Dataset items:
-.-.-

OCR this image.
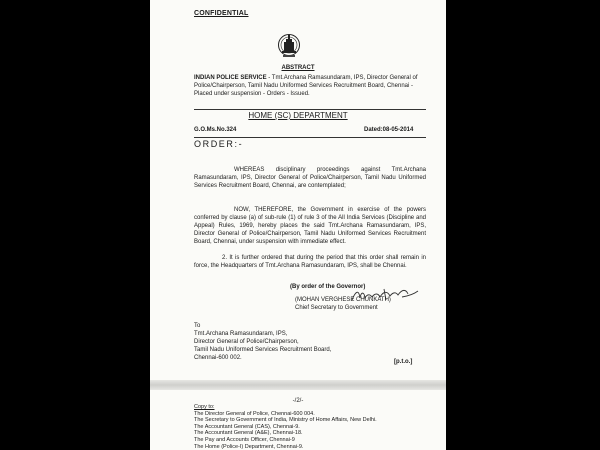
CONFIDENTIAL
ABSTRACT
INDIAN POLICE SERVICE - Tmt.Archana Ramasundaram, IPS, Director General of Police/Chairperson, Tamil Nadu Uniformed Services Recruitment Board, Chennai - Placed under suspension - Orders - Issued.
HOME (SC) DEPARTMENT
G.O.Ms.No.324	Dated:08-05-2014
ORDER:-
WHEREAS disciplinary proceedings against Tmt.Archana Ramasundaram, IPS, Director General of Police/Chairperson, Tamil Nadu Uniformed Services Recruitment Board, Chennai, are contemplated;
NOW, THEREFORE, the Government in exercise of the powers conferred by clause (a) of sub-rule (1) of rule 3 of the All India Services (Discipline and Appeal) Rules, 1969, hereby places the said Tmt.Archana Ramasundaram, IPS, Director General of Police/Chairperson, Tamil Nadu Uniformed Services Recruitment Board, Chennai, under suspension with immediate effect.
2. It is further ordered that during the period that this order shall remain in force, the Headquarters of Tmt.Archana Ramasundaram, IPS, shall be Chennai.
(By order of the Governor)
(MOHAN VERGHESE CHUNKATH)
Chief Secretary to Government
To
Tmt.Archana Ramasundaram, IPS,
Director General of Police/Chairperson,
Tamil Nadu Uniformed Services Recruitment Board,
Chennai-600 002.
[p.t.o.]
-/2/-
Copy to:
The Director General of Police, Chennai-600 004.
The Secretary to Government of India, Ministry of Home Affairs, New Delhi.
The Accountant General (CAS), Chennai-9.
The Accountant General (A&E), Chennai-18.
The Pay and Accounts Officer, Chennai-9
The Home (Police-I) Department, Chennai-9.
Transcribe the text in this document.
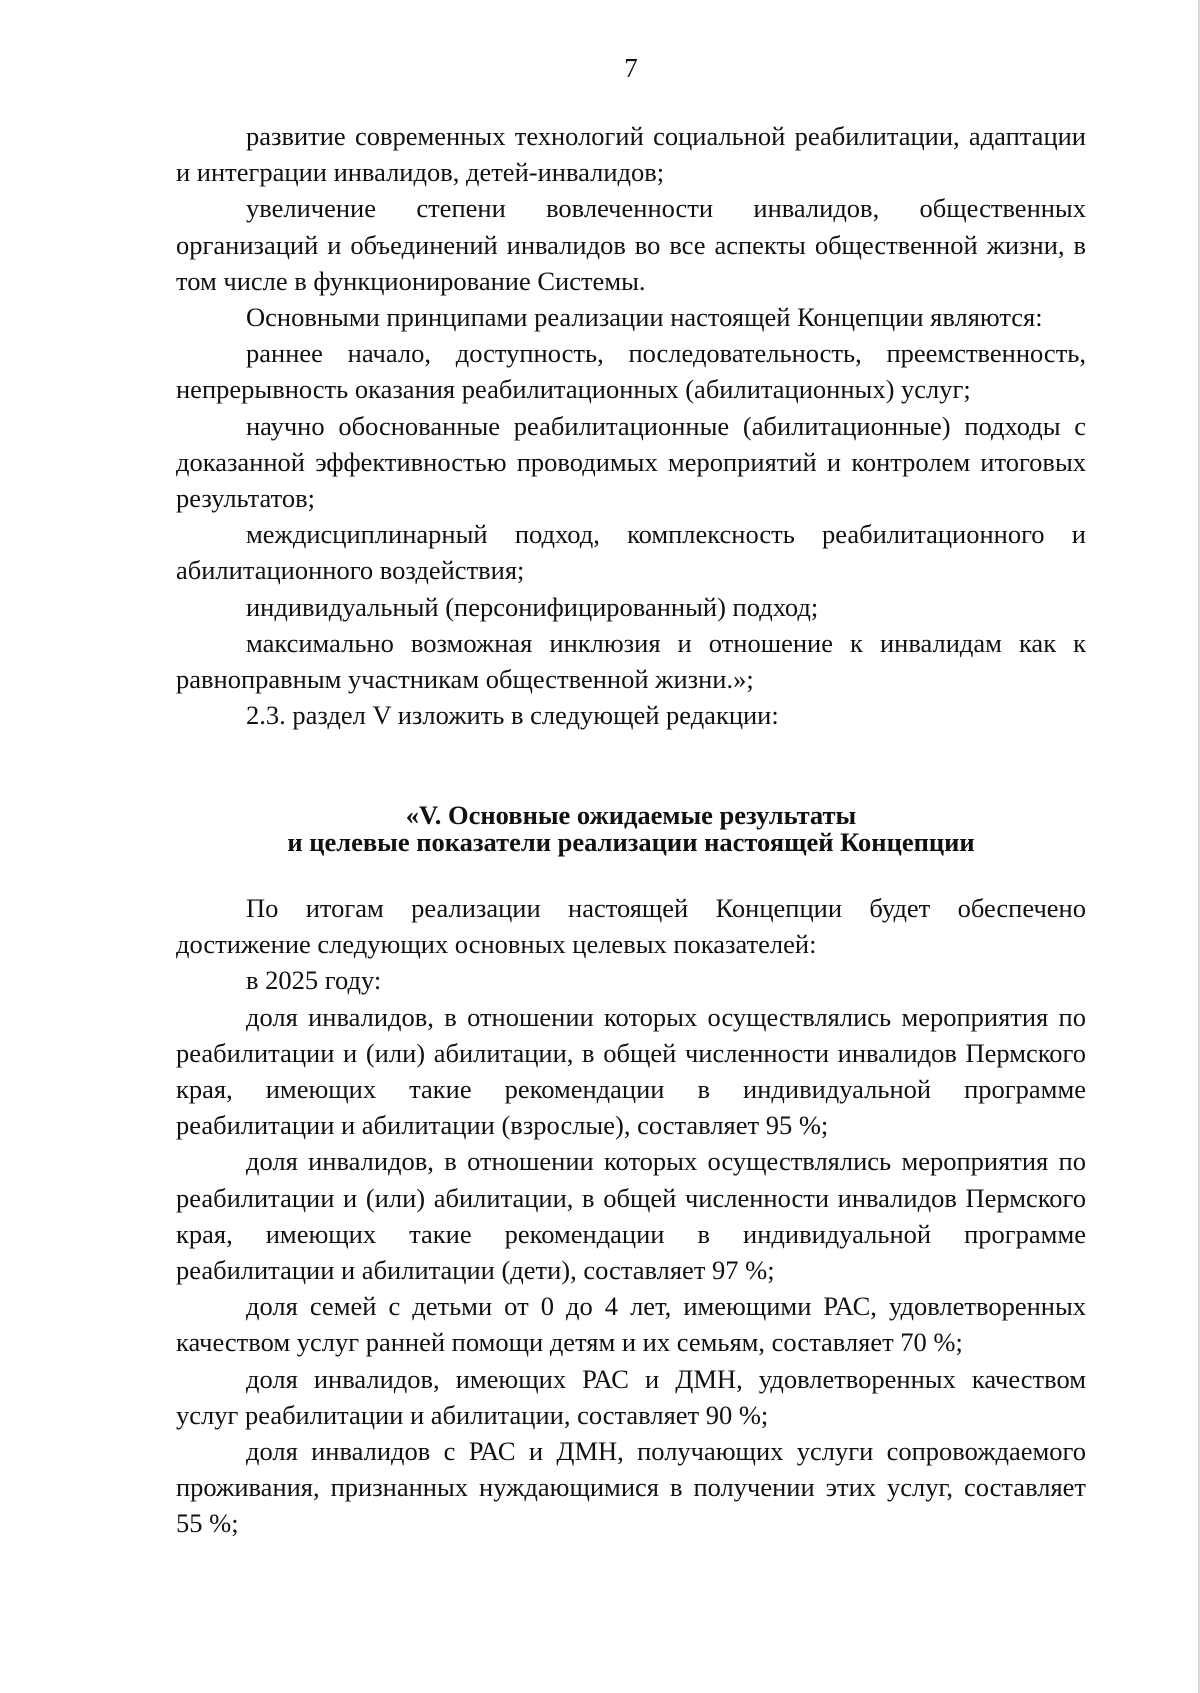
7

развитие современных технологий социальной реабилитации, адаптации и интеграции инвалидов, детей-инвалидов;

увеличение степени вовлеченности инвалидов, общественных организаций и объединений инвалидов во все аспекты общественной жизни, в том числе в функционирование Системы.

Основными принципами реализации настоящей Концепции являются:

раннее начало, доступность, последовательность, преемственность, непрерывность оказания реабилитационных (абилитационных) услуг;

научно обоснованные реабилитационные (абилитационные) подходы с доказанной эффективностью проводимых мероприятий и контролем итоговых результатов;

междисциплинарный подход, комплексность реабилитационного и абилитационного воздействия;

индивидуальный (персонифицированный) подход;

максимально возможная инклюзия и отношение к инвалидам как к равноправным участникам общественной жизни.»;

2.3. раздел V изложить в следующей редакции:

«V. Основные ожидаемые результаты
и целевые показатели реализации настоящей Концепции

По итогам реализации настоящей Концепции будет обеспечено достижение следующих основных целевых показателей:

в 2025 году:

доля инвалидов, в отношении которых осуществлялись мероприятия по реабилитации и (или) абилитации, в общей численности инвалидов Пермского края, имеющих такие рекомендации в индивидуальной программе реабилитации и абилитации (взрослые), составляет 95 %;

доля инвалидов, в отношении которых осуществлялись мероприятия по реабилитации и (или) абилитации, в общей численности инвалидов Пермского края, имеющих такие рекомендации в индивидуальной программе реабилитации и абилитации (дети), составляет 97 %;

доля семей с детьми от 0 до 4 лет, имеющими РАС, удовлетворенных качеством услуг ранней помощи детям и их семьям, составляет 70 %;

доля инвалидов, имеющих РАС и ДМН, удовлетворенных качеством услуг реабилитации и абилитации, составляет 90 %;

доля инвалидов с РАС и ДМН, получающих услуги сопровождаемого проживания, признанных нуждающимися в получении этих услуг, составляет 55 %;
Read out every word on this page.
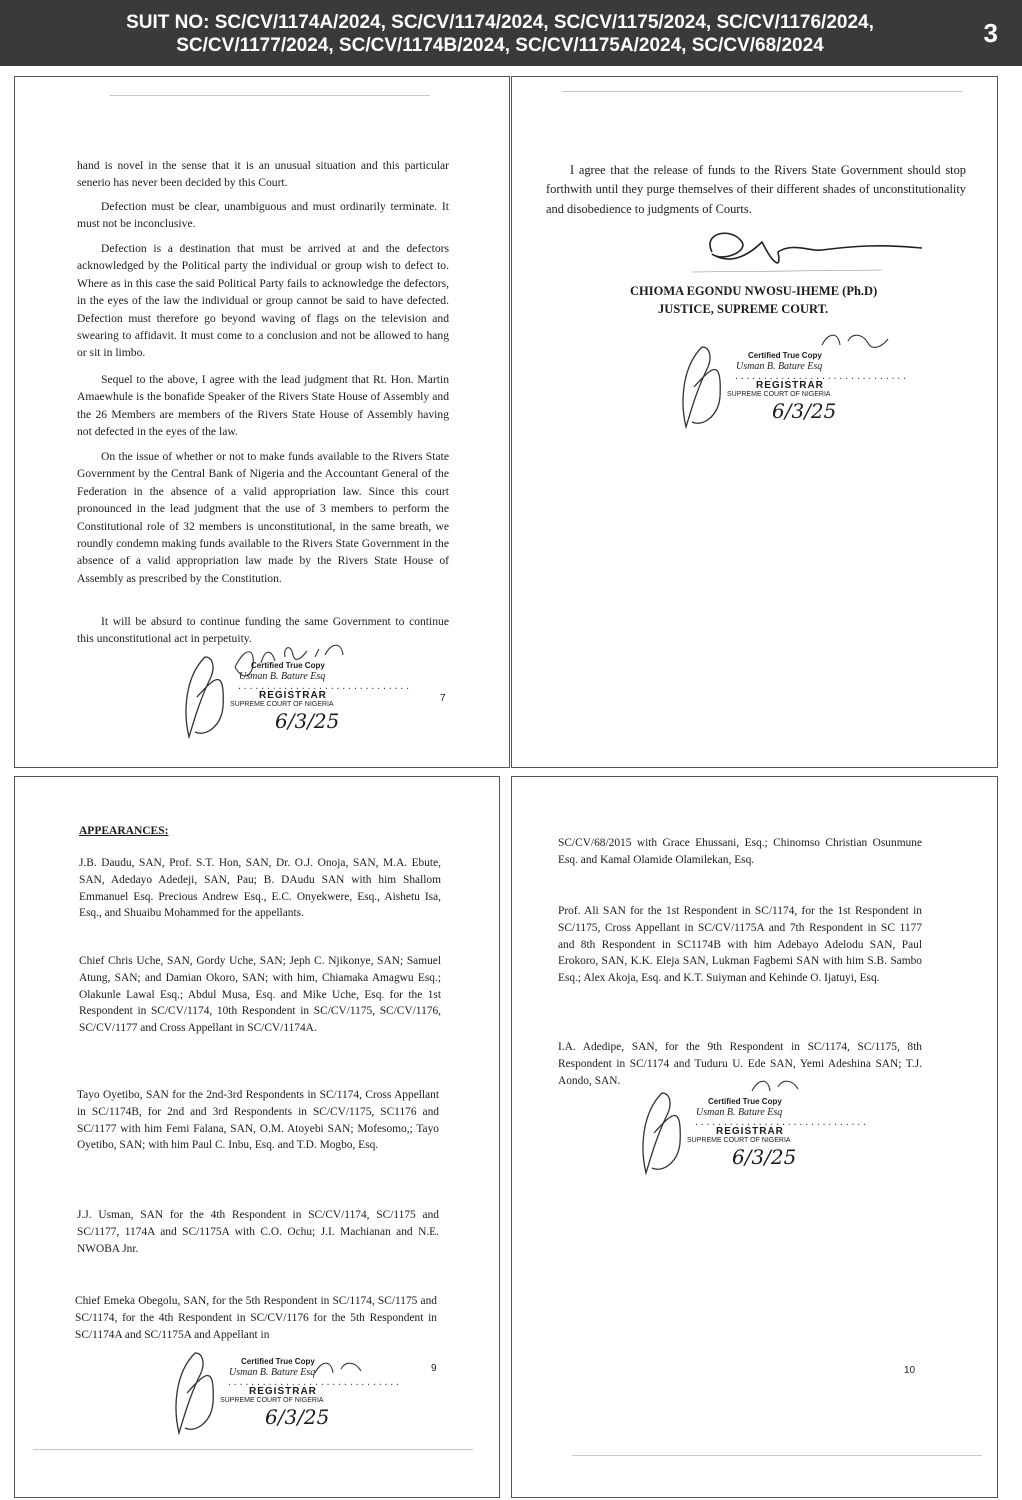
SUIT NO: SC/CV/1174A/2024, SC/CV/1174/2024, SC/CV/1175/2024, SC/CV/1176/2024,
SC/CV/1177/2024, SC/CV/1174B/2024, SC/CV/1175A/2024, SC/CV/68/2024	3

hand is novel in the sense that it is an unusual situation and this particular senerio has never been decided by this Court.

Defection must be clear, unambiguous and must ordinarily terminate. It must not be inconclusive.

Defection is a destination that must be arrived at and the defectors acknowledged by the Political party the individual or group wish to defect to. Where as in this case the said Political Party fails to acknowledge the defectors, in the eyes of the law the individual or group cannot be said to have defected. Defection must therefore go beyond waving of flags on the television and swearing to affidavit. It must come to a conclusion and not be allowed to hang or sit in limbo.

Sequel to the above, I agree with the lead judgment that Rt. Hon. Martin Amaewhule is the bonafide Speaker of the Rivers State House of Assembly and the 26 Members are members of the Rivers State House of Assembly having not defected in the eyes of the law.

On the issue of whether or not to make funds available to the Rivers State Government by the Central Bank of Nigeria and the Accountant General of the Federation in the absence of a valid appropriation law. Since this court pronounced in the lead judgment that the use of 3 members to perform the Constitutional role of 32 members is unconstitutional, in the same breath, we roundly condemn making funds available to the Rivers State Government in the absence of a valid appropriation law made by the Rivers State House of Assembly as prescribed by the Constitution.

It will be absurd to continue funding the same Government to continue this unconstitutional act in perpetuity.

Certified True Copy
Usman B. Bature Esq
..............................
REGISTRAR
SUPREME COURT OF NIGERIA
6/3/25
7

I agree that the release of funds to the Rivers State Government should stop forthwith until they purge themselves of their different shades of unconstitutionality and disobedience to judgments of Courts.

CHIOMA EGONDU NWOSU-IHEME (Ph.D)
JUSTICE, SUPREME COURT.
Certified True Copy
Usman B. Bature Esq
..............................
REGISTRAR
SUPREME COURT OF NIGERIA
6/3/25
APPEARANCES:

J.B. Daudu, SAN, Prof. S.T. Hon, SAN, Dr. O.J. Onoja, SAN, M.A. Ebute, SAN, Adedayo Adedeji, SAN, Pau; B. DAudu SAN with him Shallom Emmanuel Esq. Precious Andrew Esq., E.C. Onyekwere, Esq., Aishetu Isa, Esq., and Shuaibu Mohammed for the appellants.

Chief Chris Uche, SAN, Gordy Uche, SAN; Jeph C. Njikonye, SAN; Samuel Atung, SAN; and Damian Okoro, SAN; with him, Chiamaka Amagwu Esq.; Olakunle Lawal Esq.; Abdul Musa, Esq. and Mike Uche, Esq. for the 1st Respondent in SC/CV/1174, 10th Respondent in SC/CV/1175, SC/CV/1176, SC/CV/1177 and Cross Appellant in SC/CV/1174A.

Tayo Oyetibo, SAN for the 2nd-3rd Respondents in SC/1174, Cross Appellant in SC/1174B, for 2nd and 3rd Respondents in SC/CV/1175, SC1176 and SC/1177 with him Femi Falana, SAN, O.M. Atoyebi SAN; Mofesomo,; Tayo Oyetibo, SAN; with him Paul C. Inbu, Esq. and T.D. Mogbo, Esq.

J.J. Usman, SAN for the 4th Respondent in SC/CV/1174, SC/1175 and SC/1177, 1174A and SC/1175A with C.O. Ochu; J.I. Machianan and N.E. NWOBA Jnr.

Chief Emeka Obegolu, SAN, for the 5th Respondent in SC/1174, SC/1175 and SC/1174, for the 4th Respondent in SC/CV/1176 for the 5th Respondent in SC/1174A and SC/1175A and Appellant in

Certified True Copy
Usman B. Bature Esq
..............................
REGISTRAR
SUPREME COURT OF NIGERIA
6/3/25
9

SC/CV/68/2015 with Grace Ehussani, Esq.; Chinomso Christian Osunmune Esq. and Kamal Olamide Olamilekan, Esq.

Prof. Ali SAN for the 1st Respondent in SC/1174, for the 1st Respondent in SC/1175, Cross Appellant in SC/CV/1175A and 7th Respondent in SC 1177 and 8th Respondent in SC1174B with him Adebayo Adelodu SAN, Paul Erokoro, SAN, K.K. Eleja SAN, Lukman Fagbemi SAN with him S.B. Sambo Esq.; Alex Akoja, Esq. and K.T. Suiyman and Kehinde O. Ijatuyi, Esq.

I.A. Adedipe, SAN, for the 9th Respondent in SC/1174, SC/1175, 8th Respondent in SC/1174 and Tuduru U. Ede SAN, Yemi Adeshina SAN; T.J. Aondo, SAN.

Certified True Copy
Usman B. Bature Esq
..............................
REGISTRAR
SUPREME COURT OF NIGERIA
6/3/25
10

-.-.-

**Stated exercise:** Gather all lines where the word "Police" appears.

**The response:**
INDIAN POLICE SERVICE - Tmt.Archana Ramasundaram, IPS, Director General of Police/Chairperson, Tamil Nadu Uniformed Services Recruitment Board, Chennai - Placed under suspension - Orders - Issued.
WHEREAS disciplinary proceedings against Tmt.Archana Ramasundaram, IPS, Director General of Police/Chairperson, Tamil Nadu Uniformed Services Recruitment Board, Chennai, are contemplated;
NOW, THEREFORE, the Government in exercise of the powers conferred by clause (a) of sub-rule (1) of rule 3 of the All India Services (Discipline and Appeal) Rules, 1969, hereby places the said Tmt.Archana Ramasundaram, IPS, Director General of Police/Chairperson, Tamil Nadu Uniformed Services Recruitment Board, Chennai, under suspension with immediate effect.
Director General of Police/Chairperson,
The Director General of Police, Chennai-600 004.
The Home (Police-I) Department, Chennai-9.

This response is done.